### Estratto del documento
● ● ●

È capitato più volte che diverse imprese, non seguendo una procedura corretta nel presentare domanda per accedere ai contributi previsti negli ultimi anni per la transizione al 4.0, si sono trovate esposte nei confronti dell’Agenzia delle Entrate. Attraverso un evento online, dedicato alle novità in materia, CNA ha voluto quindi sottolineare l’importanza di effettuare tutte le verifiche preliminari del caso, oltre alla necessità di una perizia giurata, obbligatoria per gli investimenti superiori ai 300mila euro. «Il credito d’imposta è uno strumento stabile, attivo fino al 2022», ha precisato Silvia Boccetti, responsabile CNA Lombardia per la ricerca e l’innovazione. «Inoltre, il beneficio per l’impresa che ne fa ricorso è netto: l’ammontare del credito infatti non entra nel computo del reddito. Si tratta, dunque, di uno strumento più conveniente rispetto ai contributi a fondo perduto».

L’occasione è stata utile per presentare anche il nuovo contributo “Transizione 4.0”, previsto nella legge di Bilancio 2021, in attesa di essere approvata domani in sede parlamentare, che contiene alcune novità. Vediamole nel dettaglio, così come illustrate da Luca Moliterni, esperto di agevolazioni fiscali.

● ● ●

### Quesito
Nel testo sul credito d'imposta per la transizione 4.0, per quali investimenti è obbligatoria la perizia giurata?

### Materiale fornito
● ● ●

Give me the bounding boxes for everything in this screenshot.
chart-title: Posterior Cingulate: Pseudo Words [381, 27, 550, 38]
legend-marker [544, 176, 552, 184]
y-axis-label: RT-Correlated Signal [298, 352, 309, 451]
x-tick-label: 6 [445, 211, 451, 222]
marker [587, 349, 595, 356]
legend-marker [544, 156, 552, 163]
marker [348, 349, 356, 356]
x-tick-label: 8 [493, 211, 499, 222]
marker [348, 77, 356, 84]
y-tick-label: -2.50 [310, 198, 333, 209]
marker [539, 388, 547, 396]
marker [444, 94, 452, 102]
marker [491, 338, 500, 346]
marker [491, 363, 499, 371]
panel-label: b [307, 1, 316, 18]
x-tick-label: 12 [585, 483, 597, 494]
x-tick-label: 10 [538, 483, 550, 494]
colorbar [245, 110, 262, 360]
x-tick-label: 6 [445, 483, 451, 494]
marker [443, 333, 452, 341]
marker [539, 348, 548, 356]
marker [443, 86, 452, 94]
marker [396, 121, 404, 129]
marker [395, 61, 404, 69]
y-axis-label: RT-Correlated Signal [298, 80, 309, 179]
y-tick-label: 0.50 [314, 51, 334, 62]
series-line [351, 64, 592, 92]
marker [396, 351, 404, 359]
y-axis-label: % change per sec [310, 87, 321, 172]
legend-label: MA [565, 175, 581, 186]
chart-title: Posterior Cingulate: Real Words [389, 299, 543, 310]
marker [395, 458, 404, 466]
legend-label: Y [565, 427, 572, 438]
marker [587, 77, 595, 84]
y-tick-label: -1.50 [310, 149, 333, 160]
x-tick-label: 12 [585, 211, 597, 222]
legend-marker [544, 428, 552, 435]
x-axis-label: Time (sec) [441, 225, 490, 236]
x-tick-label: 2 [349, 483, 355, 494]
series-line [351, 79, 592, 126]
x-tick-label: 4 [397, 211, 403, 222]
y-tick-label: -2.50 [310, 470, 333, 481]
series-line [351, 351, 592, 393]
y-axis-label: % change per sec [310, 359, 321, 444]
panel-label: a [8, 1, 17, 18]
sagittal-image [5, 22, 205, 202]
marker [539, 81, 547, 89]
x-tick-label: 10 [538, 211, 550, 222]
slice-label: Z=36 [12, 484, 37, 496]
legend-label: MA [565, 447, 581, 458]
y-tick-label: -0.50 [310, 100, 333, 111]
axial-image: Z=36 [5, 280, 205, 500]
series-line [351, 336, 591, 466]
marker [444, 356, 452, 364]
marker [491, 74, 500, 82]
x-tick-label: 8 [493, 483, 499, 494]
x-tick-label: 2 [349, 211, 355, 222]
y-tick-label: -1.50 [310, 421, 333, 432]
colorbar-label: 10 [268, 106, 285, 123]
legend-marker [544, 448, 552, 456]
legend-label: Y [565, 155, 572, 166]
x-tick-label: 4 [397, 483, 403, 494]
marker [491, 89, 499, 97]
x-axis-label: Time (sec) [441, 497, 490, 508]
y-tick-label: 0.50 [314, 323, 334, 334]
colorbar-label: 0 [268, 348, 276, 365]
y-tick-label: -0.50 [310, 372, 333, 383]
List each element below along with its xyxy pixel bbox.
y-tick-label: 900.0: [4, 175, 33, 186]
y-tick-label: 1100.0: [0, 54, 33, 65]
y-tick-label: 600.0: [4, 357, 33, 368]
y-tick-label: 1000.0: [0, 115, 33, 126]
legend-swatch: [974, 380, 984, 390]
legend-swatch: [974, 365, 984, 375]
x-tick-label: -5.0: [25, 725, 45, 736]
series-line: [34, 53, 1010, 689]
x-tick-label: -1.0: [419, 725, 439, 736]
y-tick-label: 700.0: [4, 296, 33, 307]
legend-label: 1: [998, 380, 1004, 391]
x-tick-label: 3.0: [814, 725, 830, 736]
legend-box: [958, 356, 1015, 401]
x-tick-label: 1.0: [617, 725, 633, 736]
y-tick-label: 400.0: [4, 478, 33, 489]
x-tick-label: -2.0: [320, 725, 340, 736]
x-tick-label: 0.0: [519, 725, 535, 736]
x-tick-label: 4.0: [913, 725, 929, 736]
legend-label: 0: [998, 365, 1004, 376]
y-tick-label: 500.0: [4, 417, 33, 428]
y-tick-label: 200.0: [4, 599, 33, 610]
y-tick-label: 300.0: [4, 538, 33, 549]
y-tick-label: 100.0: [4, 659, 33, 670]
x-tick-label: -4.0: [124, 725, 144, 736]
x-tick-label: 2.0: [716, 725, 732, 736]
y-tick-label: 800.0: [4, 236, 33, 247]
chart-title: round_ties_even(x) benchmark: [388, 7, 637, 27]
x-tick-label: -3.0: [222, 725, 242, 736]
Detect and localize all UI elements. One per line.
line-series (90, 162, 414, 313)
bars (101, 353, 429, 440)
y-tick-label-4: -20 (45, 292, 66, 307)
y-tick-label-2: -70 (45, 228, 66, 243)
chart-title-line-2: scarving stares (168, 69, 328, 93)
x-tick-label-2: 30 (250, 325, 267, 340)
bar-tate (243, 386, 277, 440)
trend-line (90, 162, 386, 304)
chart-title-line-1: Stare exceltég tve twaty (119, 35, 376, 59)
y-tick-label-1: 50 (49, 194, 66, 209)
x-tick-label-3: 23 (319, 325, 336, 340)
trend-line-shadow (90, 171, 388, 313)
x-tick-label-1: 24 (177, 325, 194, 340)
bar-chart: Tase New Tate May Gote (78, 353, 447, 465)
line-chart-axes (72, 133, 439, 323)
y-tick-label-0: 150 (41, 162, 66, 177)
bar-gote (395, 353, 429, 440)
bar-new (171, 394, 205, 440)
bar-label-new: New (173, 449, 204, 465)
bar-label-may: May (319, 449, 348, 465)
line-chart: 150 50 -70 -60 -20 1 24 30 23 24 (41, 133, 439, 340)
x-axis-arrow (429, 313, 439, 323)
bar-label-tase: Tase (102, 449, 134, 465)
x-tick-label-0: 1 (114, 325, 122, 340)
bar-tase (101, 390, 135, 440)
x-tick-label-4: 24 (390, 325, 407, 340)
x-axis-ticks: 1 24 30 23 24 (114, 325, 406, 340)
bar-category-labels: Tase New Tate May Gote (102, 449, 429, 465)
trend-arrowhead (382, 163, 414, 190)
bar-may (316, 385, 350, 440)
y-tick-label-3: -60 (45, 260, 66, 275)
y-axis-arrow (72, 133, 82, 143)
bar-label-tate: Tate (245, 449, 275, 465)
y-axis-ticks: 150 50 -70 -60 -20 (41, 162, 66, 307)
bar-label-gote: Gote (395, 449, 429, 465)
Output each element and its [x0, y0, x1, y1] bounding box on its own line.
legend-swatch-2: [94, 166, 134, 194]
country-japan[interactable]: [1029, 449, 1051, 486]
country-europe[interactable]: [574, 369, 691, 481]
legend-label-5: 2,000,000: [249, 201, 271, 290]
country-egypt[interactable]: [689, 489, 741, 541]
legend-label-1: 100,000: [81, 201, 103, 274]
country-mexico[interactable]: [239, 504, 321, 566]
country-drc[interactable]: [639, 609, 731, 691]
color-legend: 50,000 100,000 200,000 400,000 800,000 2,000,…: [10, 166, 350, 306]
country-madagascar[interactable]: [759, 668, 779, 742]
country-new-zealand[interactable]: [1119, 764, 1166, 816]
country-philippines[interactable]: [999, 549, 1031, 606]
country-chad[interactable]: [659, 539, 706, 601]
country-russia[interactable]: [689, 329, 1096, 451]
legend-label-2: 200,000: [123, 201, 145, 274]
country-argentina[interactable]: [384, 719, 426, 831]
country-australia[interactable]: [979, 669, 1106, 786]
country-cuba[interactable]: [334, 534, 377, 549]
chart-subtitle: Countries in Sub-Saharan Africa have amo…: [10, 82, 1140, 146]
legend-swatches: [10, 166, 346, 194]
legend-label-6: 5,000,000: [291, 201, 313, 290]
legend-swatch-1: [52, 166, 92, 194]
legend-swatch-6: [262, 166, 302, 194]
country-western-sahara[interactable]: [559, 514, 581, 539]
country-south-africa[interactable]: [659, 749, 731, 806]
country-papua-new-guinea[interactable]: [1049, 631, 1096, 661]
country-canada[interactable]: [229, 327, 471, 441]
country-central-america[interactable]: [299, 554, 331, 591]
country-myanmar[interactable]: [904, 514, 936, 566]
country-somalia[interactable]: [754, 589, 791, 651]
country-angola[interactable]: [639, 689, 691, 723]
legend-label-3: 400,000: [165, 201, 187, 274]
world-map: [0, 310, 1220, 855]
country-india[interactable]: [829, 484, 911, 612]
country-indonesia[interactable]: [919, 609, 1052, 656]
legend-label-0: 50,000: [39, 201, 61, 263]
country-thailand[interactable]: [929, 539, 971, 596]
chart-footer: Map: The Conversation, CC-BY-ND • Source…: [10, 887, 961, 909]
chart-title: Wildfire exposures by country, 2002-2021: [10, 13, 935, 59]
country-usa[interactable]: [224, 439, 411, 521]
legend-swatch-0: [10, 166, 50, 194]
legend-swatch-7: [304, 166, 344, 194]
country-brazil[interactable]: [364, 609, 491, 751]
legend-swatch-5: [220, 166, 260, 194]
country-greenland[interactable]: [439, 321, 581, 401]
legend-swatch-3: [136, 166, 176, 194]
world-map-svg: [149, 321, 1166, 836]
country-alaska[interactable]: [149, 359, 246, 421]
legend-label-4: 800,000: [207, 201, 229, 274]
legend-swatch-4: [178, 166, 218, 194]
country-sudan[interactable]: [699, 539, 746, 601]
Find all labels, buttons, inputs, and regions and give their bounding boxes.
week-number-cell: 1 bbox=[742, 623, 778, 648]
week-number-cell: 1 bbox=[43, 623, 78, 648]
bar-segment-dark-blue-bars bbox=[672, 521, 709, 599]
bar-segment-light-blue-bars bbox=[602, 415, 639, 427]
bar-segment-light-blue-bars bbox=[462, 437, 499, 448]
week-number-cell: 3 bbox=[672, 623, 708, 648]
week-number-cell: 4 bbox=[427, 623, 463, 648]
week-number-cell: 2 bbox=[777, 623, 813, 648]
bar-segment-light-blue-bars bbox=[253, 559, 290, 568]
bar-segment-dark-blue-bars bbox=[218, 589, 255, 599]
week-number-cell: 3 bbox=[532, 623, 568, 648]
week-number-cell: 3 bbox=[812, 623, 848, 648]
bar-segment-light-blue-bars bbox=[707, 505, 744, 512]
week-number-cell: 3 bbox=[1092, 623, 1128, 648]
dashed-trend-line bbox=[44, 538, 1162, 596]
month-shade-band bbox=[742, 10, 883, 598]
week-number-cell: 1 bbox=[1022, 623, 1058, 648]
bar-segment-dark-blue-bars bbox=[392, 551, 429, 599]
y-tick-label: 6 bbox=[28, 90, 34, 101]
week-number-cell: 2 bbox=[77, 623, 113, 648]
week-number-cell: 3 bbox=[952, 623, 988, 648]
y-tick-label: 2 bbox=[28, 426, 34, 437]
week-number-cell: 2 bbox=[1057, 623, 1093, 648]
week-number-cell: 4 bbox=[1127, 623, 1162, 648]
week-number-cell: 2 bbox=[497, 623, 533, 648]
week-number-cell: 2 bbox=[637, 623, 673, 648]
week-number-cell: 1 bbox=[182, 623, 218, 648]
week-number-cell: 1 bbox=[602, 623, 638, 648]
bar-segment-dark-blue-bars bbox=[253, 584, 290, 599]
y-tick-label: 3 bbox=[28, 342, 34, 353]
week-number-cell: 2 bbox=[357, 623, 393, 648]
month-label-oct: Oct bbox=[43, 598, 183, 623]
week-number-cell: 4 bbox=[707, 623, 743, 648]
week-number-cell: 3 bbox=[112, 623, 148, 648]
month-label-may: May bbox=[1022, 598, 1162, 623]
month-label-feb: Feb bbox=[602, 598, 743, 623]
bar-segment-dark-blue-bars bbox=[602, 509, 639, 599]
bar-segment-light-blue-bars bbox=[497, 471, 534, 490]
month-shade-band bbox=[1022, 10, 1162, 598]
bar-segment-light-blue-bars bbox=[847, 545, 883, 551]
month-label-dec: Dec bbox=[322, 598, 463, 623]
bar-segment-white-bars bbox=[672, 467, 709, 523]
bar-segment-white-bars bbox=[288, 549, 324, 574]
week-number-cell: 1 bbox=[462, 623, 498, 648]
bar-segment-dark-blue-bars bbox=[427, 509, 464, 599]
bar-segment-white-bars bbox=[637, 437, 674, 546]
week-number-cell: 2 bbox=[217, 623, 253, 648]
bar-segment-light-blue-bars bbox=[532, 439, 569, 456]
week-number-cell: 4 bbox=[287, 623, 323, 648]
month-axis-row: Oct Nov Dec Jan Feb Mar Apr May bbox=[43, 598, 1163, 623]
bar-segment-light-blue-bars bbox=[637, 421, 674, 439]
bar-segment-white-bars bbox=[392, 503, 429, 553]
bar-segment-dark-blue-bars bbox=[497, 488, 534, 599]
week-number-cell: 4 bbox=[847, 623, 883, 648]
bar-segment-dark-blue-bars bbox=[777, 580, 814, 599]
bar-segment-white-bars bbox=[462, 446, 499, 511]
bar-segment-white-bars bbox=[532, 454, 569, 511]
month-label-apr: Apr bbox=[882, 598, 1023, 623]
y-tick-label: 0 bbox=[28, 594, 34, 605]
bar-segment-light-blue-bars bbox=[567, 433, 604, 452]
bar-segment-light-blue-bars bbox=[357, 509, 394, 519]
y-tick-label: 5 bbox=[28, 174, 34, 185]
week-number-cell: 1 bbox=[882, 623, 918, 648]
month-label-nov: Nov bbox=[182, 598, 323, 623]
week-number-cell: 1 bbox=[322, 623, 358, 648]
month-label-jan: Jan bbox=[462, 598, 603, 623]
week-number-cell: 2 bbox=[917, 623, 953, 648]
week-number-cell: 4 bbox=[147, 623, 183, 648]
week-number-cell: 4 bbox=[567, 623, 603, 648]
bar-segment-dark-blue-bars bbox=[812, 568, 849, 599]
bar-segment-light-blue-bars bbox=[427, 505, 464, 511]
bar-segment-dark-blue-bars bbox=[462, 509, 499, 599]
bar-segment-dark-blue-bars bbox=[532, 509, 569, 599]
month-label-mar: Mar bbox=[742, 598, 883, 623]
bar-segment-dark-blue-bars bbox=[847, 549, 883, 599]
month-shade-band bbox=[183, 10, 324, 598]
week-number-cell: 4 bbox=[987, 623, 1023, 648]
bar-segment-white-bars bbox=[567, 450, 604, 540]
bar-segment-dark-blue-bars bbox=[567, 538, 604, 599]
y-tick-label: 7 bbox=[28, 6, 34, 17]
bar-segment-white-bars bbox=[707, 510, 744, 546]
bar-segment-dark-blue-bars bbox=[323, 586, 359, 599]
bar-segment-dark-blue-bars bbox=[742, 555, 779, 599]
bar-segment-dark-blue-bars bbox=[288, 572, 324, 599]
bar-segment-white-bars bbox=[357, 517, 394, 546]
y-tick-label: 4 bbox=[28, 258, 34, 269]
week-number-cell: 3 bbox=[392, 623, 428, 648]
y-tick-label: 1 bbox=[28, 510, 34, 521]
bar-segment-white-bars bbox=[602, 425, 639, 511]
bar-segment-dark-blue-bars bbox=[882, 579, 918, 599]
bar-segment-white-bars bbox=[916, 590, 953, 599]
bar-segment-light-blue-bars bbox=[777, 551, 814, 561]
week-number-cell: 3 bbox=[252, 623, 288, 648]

● ● ●

### Risposta
Per gli investimenti superiori ai 300mila euro.